* start *
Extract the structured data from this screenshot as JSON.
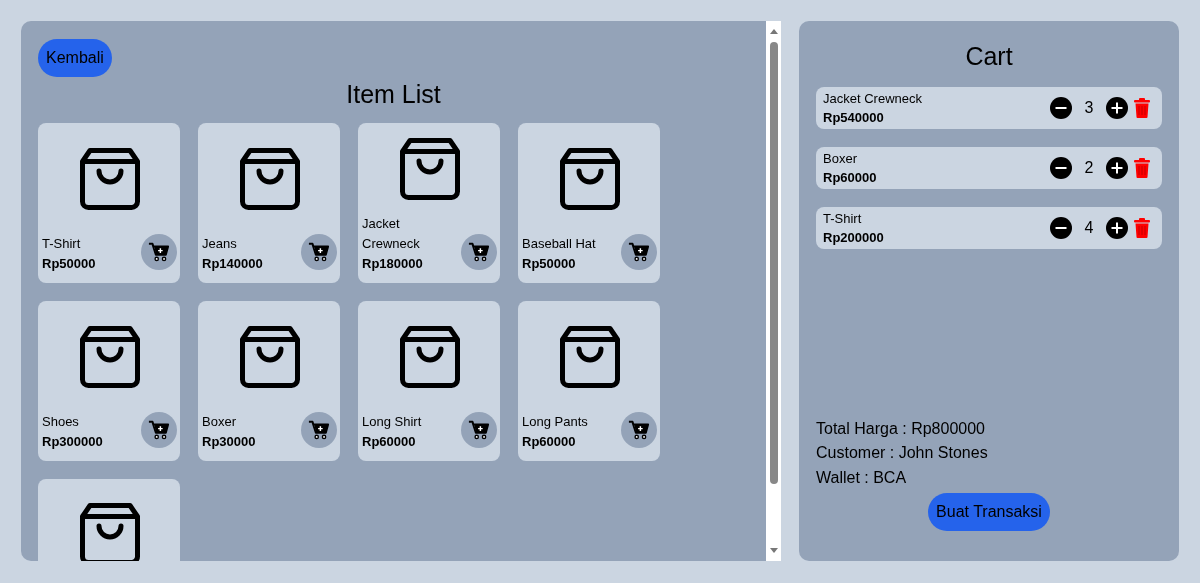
{
  "back_button": "Kembali",
  "item_list": {
    "title": "Item List",
    "items": [
      {
        "kind": "product",
        "name": "T-Shirt",
        "price": "Rp50000"
      },
      {
        "kind": "product",
        "name": "Jeans",
        "price": "Rp140000"
      },
      {
        "kind": "product",
        "name": "Jacket Crewneck",
        "price": "Rp180000"
      },
      {
        "kind": "product",
        "name": "Baseball Hat",
        "price": "Rp50000"
      },
      {
        "kind": "product",
        "name": "Shoes",
        "price": "Rp300000"
      },
      {
        "kind": "product",
        "name": "Boxer",
        "price": "Rp30000"
      },
      {
        "kind": "product",
        "name": "Long Shirt",
        "price": "Rp60000"
      },
      {
        "kind": "product",
        "name": "Long Pants",
        "price": "Rp60000"
      },
      {
        "kind": "cut_off"
      }
    ]
  },
  "cart": {
    "title": "Cart",
    "items": [
      {
        "name": "Jacket Crewneck",
        "price": "Rp540000",
        "quantity": "3"
      },
      {
        "name": "Boxer",
        "price": "Rp60000",
        "quantity": "2"
      },
      {
        "name": "T-Shirt",
        "price": "Rp200000",
        "quantity": "4"
      }
    ],
    "total": "Total Harga : Rp800000",
    "customer": "Customer : John Stones",
    "wallet": "Wallet : BCA",
    "submit_button": "Buat Transaksi"
  }
}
* end *
● Problem description
Return the whole listing, word for word, and leave out every picture.

● The solution
Extract the structured data from this screenshot as JSON.
{
  "back_button": "Kembali",
  "item_list": {
    "title": "Item List",
    "items": [
      {
        "kind": "product",
        "name": "T-Shirt",
        "price": "Rp50000"
      },
      {
        "kind": "product",
        "name": "Jeans",
        "price": "Rp140000"
      },
      {
        "kind": "product",
        "name": "Jacket Crewneck",
        "price": "Rp180000"
      },
      {
        "kind": "product",
        "name": "Baseball Hat",
        "price": "Rp50000"
      },
      {
        "kind": "product",
        "name": "Shoes",
        "price": "Rp300000"
      },
      {
        "kind": "product",
        "name": "Boxer",
        "price": "Rp30000"
      },
      {
        "kind": "product",
        "name": "Long Shirt",
        "price": "Rp60000"
      },
      {
        "kind": "product",
        "name": "Long Pants",
        "price": "Rp60000"
      },
      {
        "kind": "cut_off"
      }
    ]
  },
  "cart": {
    "title": "Cart",
    "items": [
      {
        "name": "Jacket Crewneck",
        "price": "Rp540000",
        "quantity": "3"
      },
      {
        "name": "Boxer",
        "price": "Rp60000",
        "quantity": "2"
      },
      {
        "name": "T-Shirt",
        "price": "Rp200000",
        "quantity": "4"
      }
    ],
    "total": "Total Harga : Rp800000",
    "customer": "Customer : John Stones",
    "wallet": "Wallet : BCA",
    "submit_button": "Buat Transaksi"
  }
}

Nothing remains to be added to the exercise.